**GIVEN PROBLEM**
Extract all records. Keep each one exact.

***** SUPPLIED MATERIAL *****

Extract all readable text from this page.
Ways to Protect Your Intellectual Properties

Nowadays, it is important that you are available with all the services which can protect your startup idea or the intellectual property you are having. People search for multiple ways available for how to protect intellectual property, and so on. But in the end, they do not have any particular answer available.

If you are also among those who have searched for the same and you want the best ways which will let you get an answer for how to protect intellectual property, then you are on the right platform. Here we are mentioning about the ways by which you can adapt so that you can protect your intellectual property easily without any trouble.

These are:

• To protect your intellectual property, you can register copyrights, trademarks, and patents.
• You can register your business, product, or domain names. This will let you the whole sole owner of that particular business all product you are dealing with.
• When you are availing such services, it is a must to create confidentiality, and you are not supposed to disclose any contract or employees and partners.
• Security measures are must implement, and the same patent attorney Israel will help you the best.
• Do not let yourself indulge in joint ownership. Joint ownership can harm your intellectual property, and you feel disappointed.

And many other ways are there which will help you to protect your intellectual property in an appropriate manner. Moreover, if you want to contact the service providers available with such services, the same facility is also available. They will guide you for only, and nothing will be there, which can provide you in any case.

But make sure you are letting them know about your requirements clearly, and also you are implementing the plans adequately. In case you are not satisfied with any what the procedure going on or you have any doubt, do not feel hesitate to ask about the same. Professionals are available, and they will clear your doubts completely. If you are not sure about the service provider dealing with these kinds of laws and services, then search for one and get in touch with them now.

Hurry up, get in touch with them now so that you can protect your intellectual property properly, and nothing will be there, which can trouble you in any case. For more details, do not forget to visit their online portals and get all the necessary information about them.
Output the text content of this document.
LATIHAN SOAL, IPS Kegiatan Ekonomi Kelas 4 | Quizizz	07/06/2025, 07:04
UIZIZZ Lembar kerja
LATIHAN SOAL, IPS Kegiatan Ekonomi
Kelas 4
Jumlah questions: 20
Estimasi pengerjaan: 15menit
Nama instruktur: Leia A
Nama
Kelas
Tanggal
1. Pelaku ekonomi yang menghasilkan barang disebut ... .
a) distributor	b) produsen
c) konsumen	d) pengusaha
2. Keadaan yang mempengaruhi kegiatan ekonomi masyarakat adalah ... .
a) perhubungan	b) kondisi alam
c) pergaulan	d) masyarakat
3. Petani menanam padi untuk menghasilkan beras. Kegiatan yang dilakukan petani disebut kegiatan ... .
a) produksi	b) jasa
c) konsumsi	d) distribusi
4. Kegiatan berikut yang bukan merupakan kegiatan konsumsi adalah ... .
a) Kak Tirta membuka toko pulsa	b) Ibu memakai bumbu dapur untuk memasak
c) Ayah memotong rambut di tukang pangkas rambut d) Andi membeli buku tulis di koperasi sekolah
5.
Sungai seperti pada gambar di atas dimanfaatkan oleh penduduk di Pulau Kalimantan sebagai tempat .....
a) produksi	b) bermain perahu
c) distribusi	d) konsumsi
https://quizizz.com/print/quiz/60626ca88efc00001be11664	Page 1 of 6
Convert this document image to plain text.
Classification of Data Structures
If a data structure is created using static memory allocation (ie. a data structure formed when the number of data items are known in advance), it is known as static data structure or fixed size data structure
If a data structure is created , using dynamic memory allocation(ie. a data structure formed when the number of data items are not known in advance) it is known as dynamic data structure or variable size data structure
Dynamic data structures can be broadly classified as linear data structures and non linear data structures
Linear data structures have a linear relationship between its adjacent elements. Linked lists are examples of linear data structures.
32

*****

**COMPLETED TASK**
Extract all readable text from this page.
Ways to Protect Your Intellectual Properties

Nowadays, it is important that you are available with all the services which can protect your startup idea or the intellectual property you are having. People search for multiple ways available for how to protect intellectual property, and so on. But in the end, they do not have any particular answer available.

If you are also among those who have searched for the same and you want the best ways which will let you get an answer for how to protect intellectual property, then you are on the right platform. Here we are mentioning about the ways by which you can adapt so that you can protect your intellectual property easily without any trouble.

These are:

• To protect your intellectual property, you can register copyrights, trademarks, and patents.
• You can register your business, product, or domain names. This will let you the whole sole owner of that particular business all product you are dealing with.
• When you are availing such services, it is a must to create confidentiality, and you are not supposed to disclose any contract or employees and partners.
• Security measures are must implement, and the same patent attorney Israel will help you the best.
• Do not let yourself indulge in joint ownership. Joint ownership can harm your intellectual property, and you feel disappointed.

And many other ways are there which will help you to protect your intellectual property in an appropriate manner. Moreover, if you want to contact the service providers available with such services, the same facility is also available. They will guide you for only, and nothing will be there, which can provide you in any case.

But make sure you are letting them know about your requirements clearly, and also you are implementing the plans adequately. In case you are not satisfied with any what the procedure going on or you have any doubt, do not feel hesitate to ask about the same. Professionals are available, and they will clear your doubts completely. If you are not sure about the service provider dealing with these kinds of laws and services, then search for one and get in touch with them now.

Hurry up, get in touch with them now so that you can protect your intellectual property properly, and nothing will be there, which can trouble you in any case. For more details, do not forget to visit their online portals and get all the necessary information about them.
Output the text content of this document.
LATIHAN SOAL, IPS Kegiatan Ekonomi Kelas 4 | Quizizz	07/06/2025, 07:04
UIZIZZ Lembar kerja
LATIHAN SOAL, IPS Kegiatan Ekonomi
Kelas 4
Jumlah questions: 20
Estimasi pengerjaan: 15menit
Nama instruktur: Leia A
Nama
Kelas
Tanggal
1. Pelaku ekonomi yang menghasilkan barang disebut ... .
a) distributor	b) produsen
c) konsumen	d) pengusaha
2. Keadaan yang mempengaruhi kegiatan ekonomi masyarakat adalah ... .
a) perhubungan	b) kondisi alam
c) pergaulan	d) masyarakat
3. Petani menanam padi untuk menghasilkan beras. Kegiatan yang dilakukan petani disebut kegiatan ... .
a) produksi	b) jasa
c) konsumsi	d) distribusi
4. Kegiatan berikut yang bukan merupakan kegiatan konsumsi adalah ... .
a) Kak Tirta membuka toko pulsa	b) Ibu memakai bumbu dapur untuk memasak
c) Ayah memotong rambut di tukang pangkas rambut d) Andi membeli buku tulis di koperasi sekolah
5.
Sungai seperti pada gambar di atas dimanfaatkan oleh penduduk di Pulau Kalimantan sebagai tempat .....
a) produksi	b) bermain perahu
c) distribusi	d) konsumsi
https://quizizz.com/print/quiz/60626ca88efc00001be11664	Page 1 of 6
Convert this document image to plain text.
Classification of Data Structures
If a data structure is created using static memory allocation (ie. a data structure formed when the number of data items are known in advance), it is known as static data structure or fixed size data structure
If a data structure is created , using dynamic memory allocation(ie. a data structure formed when the number of data items are not known in advance) it is known as dynamic data structure or variable size data structure
Dynamic data structures can be broadly classified as linear data structures and non linear data structures
Linear data structures have a linear relationship between its adjacent elements. Linked lists are examples of linear data structures.
32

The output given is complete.